Trascrivi fedelmente dal testo su anziani e tecnologia il brano che inizia con le parole in cui compare «E sono proprio» e termina con «la propria quotidinità.».

▶ **Testo proposto**
▽

La sfera emotiva e la motivazione in particolare, giocano un ruolo importante per la conduzione di una vita sana ed equilibrata. Nel progetto Resilien-t, già citato in altre occasioni, si è cercato di ragionare ampiamente su questo tema.

Quando si progetta per un pubblico senior, si tiene conto del contesto d’uso, degli obiettivi e delle caratteristiche dell’individuo. I progetti in ambito ICT in questo senso, come già raccontato, sono stati tanti. L’utilizzo della tecnologia è diventato un punto centrale, non solo per il monitoraggio da remoto dello stato della salute della persona, ma anche per potenziare le relazioni tra le persone e le comunità a cui essi appartengono.

Durante le sessioni di co-design Resilien-t, abbiamo avuto la possibilità di ascoltare le voci dei nostri utenti finali, capirne bisogni, aspettative e propensioni. Abbiamo incontrato persone con un buon livello di digitalizzazione e con una visione entusiasta rispetto all’uso delle tecnologie, ma anche persone con un punto di vista totalmente differente.

E sono proprio queste le persone che dobbiamo ascoltare attentamente.

Esistono sicuramente barriere di vario genere, di tipo culturale, talvolta fisico e/o emotivo.

È emerso che questi utenti non si sentissero a proprio agio con la tecnologia poiché intimiditi, al punto da sentirsi incapaci e inadeguati e desistere ancor prima di provarci. In altri casi la tecnologia era percepita come un orpello, un “plus” senza un reale valore aggiunto, una chiara utilità per la persona e per la propria quotidinità.

In questo scenario si inseriscono inoltre caratteristiche fisiche dovute all’età (ridotta mobilità, limitazioni visive, deterioramenti a livello cognitivo) che possono ulteriormente aumentare il divide tra la tecnologia e la persona.

△

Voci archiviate

▽

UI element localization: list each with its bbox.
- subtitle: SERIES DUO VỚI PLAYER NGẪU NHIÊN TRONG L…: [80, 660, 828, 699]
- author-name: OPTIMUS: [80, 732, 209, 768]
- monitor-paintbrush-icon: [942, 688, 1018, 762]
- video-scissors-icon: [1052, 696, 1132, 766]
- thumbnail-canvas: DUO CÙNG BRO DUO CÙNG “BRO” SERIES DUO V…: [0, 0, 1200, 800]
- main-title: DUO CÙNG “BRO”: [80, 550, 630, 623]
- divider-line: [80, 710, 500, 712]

△

▶ **Esercizio svolto**
E sono proprio queste le persone che dobbiamo ascoltare attentamente.

Esistono sicuramente barriere di vario genere, di tipo culturale, talvolta fisico e/o emotivo.

È emerso che questi utenti non si sentissero a proprio agio con la tecnologia poiché intimiditi, al punto da sentirsi incapaci e inadeguati e desistere ancor prima di provarci. In altri casi la tecnologia era percepita come un orpello, un “plus” senza un reale valore aggiunto, una chiara utilità per la persona e per la propria quotidinità.